GIVEN PASSAGE:
** begin **

LeetCode-in-Java
3444. Minimum Increments for Target Multiples in an Array
Hard
You are given two arrays, nums and target.
In a single operation, you may increment any element of nums by 1.
Return the minimum number of operations required so that each element in target has at least one multiple in nums.
Example 1:
Input: nums = [1,2,3], target = [4]
Output: 1
Explanation:
The minimum number of operations required to satisfy the condition is 1.
- Increment 3 to 4 with just one operation, making 4 a multiple of itself.
Example 2:
Input: nums = [8,4], target = [10,5]
Output: 2
Explanation:
The minimum number of operations required to satisfy the condition is 2.

** end **

DIRECTIONS: Retype the problem statement above on minimum increments for target multiples, word for word and line for line.

DATASET:
** begin **

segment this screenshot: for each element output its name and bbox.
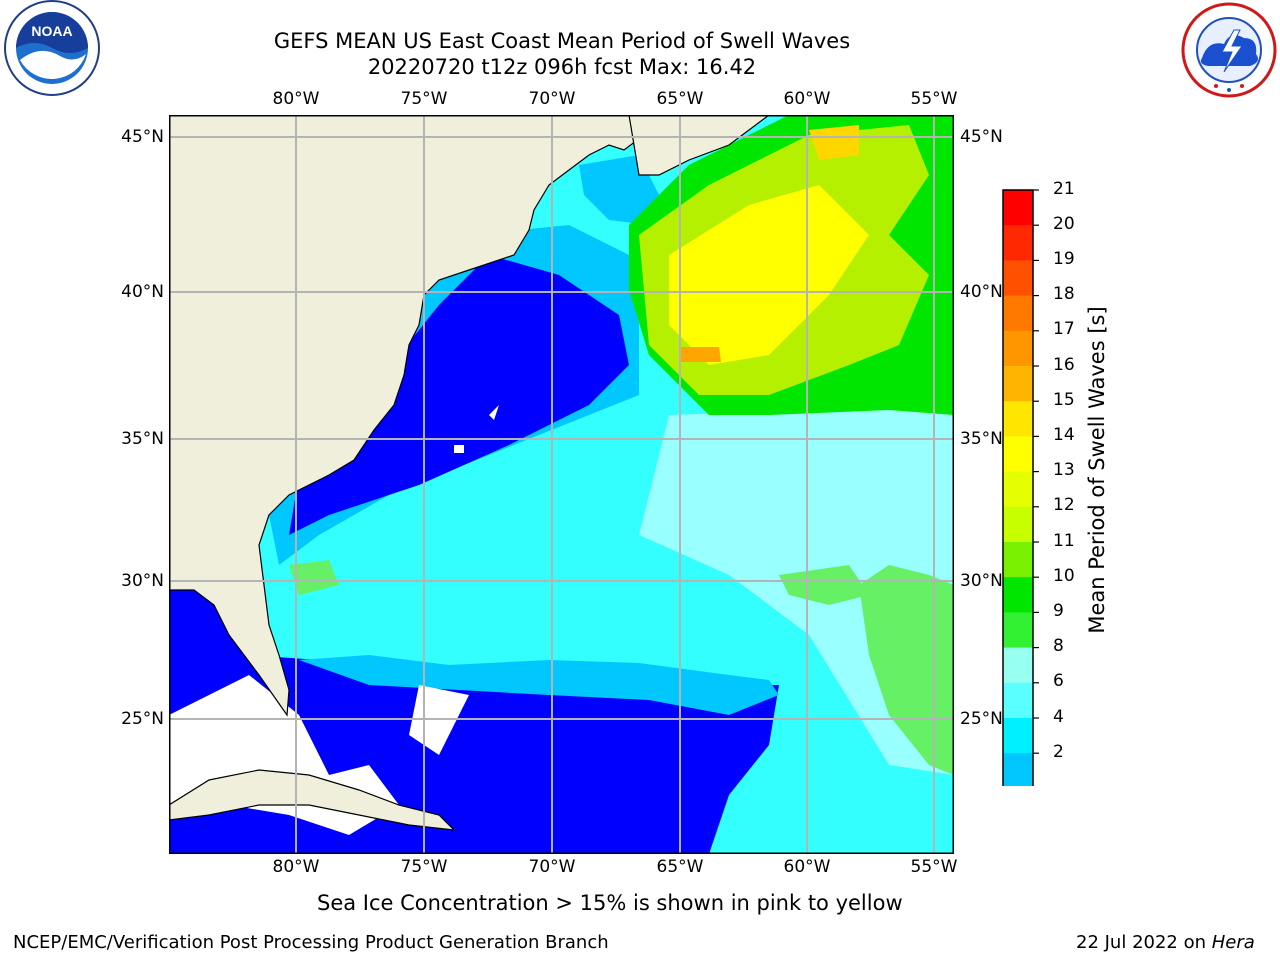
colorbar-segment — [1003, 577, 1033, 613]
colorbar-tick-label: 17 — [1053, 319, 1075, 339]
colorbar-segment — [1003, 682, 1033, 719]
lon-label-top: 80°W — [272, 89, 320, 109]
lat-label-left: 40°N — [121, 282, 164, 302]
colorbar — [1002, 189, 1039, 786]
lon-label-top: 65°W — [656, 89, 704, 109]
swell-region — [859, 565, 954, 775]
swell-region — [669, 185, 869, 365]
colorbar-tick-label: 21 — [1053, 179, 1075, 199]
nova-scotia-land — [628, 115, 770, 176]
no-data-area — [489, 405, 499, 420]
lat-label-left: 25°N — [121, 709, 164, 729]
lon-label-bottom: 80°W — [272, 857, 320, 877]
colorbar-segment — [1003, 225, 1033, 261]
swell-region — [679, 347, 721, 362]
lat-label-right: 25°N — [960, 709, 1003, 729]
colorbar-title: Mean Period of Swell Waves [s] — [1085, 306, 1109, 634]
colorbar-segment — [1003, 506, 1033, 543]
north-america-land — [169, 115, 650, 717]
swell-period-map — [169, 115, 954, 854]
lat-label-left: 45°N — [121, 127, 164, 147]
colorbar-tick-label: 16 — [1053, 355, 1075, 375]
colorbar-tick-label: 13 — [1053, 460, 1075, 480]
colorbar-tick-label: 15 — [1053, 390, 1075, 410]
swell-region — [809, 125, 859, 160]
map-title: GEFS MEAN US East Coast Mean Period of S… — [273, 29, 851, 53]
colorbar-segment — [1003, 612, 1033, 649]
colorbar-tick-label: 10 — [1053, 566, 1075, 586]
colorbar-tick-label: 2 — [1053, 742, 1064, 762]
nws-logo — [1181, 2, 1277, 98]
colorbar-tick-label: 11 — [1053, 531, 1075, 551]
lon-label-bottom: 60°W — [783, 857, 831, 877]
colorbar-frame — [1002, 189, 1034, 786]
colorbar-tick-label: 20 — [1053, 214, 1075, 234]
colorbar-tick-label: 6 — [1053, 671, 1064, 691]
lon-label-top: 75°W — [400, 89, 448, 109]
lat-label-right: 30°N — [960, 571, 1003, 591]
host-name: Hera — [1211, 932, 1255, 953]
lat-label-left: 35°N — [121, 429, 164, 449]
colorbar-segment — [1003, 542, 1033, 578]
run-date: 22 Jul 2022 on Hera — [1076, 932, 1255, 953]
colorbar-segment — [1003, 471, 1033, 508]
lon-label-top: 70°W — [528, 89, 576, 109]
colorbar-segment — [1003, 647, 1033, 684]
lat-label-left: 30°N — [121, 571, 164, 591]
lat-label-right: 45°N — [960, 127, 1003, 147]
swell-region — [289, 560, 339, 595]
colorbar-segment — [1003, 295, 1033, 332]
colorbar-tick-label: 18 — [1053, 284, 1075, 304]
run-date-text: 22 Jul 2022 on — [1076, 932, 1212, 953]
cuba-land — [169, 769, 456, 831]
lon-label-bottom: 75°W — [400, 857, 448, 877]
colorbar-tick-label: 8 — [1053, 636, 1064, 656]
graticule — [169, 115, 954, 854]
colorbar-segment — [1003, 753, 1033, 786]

** end **

SOLVED EXERCISE:
LeetCode-in-Java
3444. Minimum Increments for Target Multiples in an Array
Hard
You are given two arrays, nums and target.
In a single operation, you may increment any element of nums by 1.
Return the minimum number of operations required so that each element in target has at least one multiple in nums.
Example 1:
Input: nums = [1,2,3], target = [4]
Output: 1
Explanation:
The minimum number of operations required to satisfy the condition is 1.
- Increment 3 to 4 with just one operation, making 4 a multiple of itself.
Example 2:
Input: nums = [8,4], target = [10,5]
Output: 2
Explanation:
The minimum number of operations required to satisfy the condition is 2.